■ Task goal ■
Find the lines holding the string "year" in the data, then copy all of them.

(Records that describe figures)
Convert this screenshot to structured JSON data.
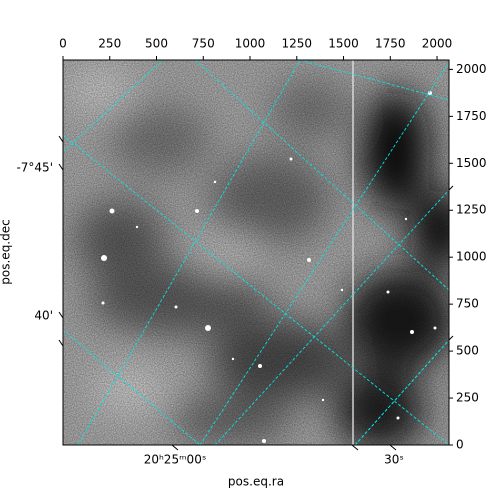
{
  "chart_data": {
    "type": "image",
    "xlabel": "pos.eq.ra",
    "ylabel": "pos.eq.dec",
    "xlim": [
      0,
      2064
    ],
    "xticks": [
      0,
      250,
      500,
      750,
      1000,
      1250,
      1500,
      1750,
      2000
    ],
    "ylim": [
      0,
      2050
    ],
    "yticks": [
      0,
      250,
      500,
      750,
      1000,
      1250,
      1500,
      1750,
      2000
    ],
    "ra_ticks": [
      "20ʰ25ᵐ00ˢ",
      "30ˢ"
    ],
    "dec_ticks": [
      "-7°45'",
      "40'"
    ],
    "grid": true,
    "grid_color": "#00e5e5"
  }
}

* * *

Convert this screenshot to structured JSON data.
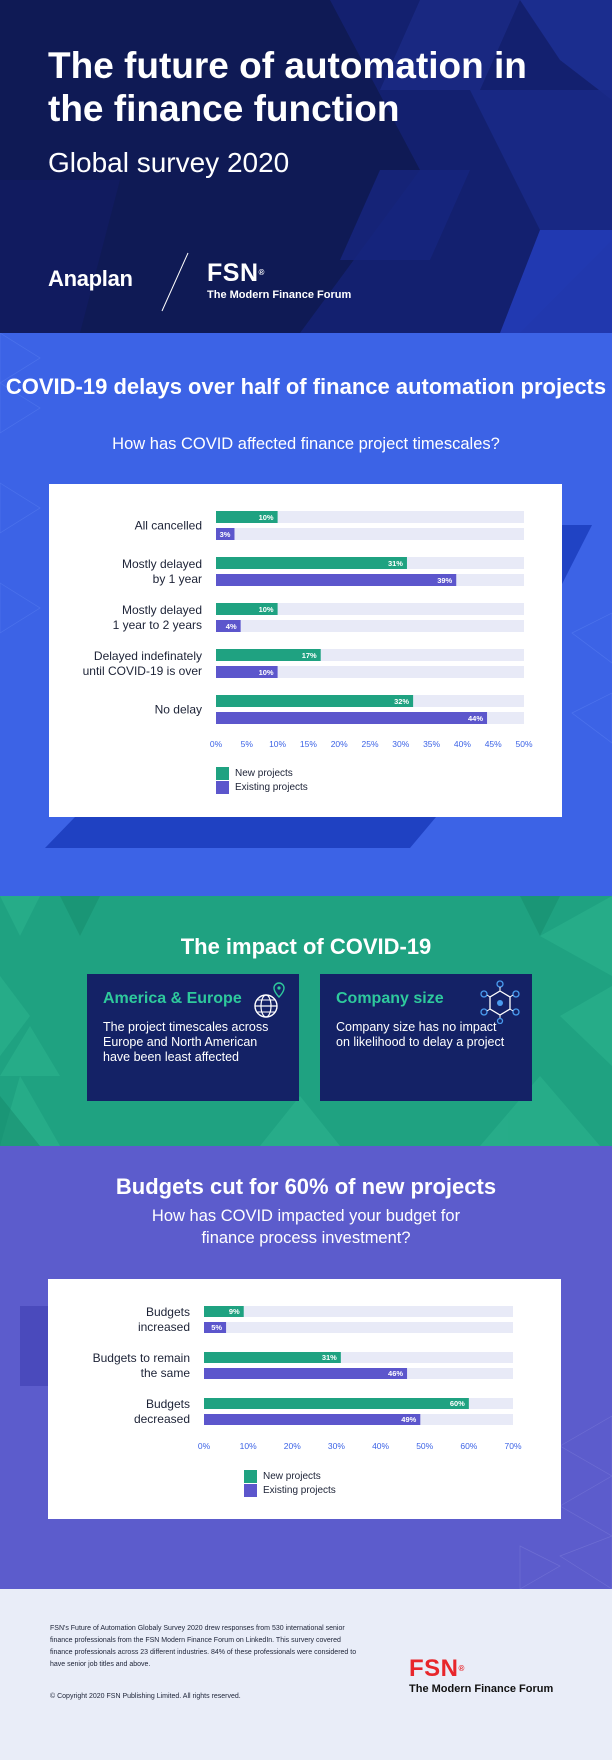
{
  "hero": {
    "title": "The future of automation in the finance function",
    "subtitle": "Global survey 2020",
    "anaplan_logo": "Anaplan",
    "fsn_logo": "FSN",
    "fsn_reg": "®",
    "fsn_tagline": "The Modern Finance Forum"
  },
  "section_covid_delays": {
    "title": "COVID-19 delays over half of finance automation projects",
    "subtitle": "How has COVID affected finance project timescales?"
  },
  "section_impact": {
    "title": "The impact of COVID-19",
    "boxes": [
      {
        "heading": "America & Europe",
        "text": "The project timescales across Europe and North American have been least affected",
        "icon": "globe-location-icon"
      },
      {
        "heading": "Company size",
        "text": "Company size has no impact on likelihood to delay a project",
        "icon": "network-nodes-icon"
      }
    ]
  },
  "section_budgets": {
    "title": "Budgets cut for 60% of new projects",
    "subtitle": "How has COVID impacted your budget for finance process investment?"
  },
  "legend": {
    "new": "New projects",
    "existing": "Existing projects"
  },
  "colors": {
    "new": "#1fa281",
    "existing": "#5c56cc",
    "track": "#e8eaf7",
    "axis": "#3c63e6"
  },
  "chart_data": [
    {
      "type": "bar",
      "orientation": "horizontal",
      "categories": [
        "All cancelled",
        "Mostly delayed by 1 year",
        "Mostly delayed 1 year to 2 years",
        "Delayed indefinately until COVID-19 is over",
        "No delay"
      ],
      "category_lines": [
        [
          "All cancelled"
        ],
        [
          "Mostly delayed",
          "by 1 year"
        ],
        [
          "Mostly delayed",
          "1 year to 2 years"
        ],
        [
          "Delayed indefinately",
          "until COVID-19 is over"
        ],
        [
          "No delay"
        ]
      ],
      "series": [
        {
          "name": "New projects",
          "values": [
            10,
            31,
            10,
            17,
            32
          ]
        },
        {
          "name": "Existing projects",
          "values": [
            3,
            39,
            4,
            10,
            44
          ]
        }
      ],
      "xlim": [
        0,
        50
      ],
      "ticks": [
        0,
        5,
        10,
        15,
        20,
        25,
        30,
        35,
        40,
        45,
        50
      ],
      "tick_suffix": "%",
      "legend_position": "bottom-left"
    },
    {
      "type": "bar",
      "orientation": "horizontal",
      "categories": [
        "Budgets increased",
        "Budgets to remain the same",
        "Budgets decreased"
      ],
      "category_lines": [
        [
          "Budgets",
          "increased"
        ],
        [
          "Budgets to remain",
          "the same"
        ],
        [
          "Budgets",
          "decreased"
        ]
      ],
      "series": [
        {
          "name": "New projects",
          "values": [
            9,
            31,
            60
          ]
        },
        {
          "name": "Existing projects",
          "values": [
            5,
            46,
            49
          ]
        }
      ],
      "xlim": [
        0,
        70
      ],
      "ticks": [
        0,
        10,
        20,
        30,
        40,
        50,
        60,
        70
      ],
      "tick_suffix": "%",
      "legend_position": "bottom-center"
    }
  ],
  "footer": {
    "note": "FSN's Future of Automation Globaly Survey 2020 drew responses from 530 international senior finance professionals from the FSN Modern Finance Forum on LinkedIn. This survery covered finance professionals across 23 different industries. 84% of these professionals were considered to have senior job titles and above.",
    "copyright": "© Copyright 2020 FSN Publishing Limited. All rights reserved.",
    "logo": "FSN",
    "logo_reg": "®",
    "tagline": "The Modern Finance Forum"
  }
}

--

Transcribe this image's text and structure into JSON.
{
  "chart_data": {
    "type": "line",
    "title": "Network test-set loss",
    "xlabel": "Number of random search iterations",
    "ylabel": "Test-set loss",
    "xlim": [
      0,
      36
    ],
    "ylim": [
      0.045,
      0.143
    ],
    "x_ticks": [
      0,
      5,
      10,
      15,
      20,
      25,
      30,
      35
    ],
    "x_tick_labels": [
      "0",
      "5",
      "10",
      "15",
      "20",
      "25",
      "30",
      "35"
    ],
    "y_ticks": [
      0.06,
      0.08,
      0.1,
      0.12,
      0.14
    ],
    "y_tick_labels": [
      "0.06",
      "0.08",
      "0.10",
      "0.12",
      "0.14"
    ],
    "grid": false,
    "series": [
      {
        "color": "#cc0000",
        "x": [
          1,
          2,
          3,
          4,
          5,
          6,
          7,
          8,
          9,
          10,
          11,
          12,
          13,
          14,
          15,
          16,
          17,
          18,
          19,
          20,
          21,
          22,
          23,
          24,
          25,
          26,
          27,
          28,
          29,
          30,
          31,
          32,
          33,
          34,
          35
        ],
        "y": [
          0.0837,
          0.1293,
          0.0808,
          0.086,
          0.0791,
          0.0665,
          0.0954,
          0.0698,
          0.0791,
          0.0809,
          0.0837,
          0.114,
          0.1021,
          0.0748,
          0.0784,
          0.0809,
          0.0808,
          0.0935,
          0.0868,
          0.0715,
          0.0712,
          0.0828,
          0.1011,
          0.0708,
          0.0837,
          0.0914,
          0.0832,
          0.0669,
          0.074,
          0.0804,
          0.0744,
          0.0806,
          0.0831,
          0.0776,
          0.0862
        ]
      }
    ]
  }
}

■ Result for this exercise ■
        "Mostly delayed by 1 year",
        "Mostly delayed 1 year to 2 years",
          "by 1 year"
          "1 year to 2 years"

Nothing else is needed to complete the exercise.